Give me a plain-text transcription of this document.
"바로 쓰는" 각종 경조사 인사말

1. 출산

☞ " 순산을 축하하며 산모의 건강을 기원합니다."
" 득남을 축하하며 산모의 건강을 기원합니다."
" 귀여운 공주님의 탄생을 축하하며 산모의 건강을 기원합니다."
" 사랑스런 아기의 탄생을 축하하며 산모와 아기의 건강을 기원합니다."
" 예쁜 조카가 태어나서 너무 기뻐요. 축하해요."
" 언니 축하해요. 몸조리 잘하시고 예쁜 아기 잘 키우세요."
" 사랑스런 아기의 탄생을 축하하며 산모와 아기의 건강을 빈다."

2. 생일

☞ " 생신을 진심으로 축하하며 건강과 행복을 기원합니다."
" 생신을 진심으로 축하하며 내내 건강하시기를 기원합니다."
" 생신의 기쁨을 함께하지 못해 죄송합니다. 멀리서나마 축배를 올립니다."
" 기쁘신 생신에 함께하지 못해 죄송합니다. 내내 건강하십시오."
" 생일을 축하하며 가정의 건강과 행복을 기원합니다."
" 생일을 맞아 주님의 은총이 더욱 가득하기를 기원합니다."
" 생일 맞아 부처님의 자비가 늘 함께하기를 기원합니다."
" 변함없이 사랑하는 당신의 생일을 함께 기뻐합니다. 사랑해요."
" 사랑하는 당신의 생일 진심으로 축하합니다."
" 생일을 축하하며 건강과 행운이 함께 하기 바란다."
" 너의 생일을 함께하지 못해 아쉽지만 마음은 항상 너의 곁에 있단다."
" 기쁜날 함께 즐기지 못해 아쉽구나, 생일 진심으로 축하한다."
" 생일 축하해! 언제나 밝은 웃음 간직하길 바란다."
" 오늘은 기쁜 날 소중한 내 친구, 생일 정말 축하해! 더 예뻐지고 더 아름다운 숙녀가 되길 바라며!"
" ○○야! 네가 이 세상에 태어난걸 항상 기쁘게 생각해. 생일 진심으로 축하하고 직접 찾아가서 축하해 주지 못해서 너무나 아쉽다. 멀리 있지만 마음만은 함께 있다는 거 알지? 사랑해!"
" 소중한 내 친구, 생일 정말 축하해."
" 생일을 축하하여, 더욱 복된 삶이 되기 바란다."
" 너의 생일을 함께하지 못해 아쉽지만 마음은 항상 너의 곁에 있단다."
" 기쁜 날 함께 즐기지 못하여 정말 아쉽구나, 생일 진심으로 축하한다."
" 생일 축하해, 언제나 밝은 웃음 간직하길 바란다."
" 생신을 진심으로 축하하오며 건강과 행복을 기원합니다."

+ + + + + + +

All of the records must be retyped exactly as they are.

Give me a plain-text transcription of this document.
"바로 쓰는" 각종 경조사 인사말

1. 출산

☞ " 순산을 축하하며 산모의 건강을 기원합니다."
" 득남을 축하하며 산모의 건강을 기원합니다."
" 귀여운 공주님의 탄생을 축하하며 산모의 건강을 기원합니다."
" 사랑스런 아기의 탄생을 축하하며 산모와 아기의 건강을 기원합니다."
" 예쁜 조카가 태어나서 너무 기뻐요. 축하해요."
" 언니 축하해요. 몸조리 잘하시고 예쁜 아기 잘 키우세요."
" 사랑스런 아기의 탄생을 축하하며 산모와 아기의 건강을 빈다."

2. 생일

☞ " 생신을 진심으로 축하하며 건강과 행복을 기원합니다."
" 생신을 진심으로 축하하며 내내 건강하시기를 기원합니다."
" 생신의 기쁨을 함께하지 못해 죄송합니다. 멀리서나마 축배를 올립니다."
" 기쁘신 생신에 함께하지 못해 죄송합니다. 내내 건강하십시오."
" 생일을 축하하며 가정의 건강과 행복을 기원합니다."
" 생일을 맞아 주님의 은총이 더욱 가득하기를 기원합니다."
" 생일 맞아 부처님의 자비가 늘 함께하기를 기원합니다."
" 변함없이 사랑하는 당신의 생일을 함께 기뻐합니다. 사랑해요."
" 사랑하는 당신의 생일 진심으로 축하합니다."
" 생일을 축하하며 건강과 행운이 함께 하기 바란다."
" 너의 생일을 함께하지 못해 아쉽지만 마음은 항상 너의 곁에 있단다."
" 기쁜날 함께 즐기지 못해 아쉽구나, 생일 진심으로 축하한다."
" 생일 축하해! 언제나 밝은 웃음 간직하길 바란다."
" 오늘은 기쁜 날 소중한 내 친구, 생일 정말 축하해! 더 예뻐지고 더 아름다운 숙녀가 되길 바라며!"
" ○○야! 네가 이 세상에 태어난걸 항상 기쁘게 생각해. 생일 진심으로 축하하고 직접 찾아가서 축하해 주지 못해서 너무나 아쉽다. 멀리 있지만 마음만은 함께 있다는 거 알지? 사랑해!"
" 소중한 내 친구, 생일 정말 축하해."
" 생일을 축하하여, 더욱 복된 삶이 되기 바란다."
" 너의 생일을 함께하지 못해 아쉽지만 마음은 항상 너의 곁에 있단다."
" 기쁜 날 함께 즐기지 못하여 정말 아쉽구나, 생일 진심으로 축하한다."
" 생일 축하해, 언제나 밝은 웃음 간직하길 바란다."
" 생신을 진심으로 축하하오며 건강과 행복을 기원합니다."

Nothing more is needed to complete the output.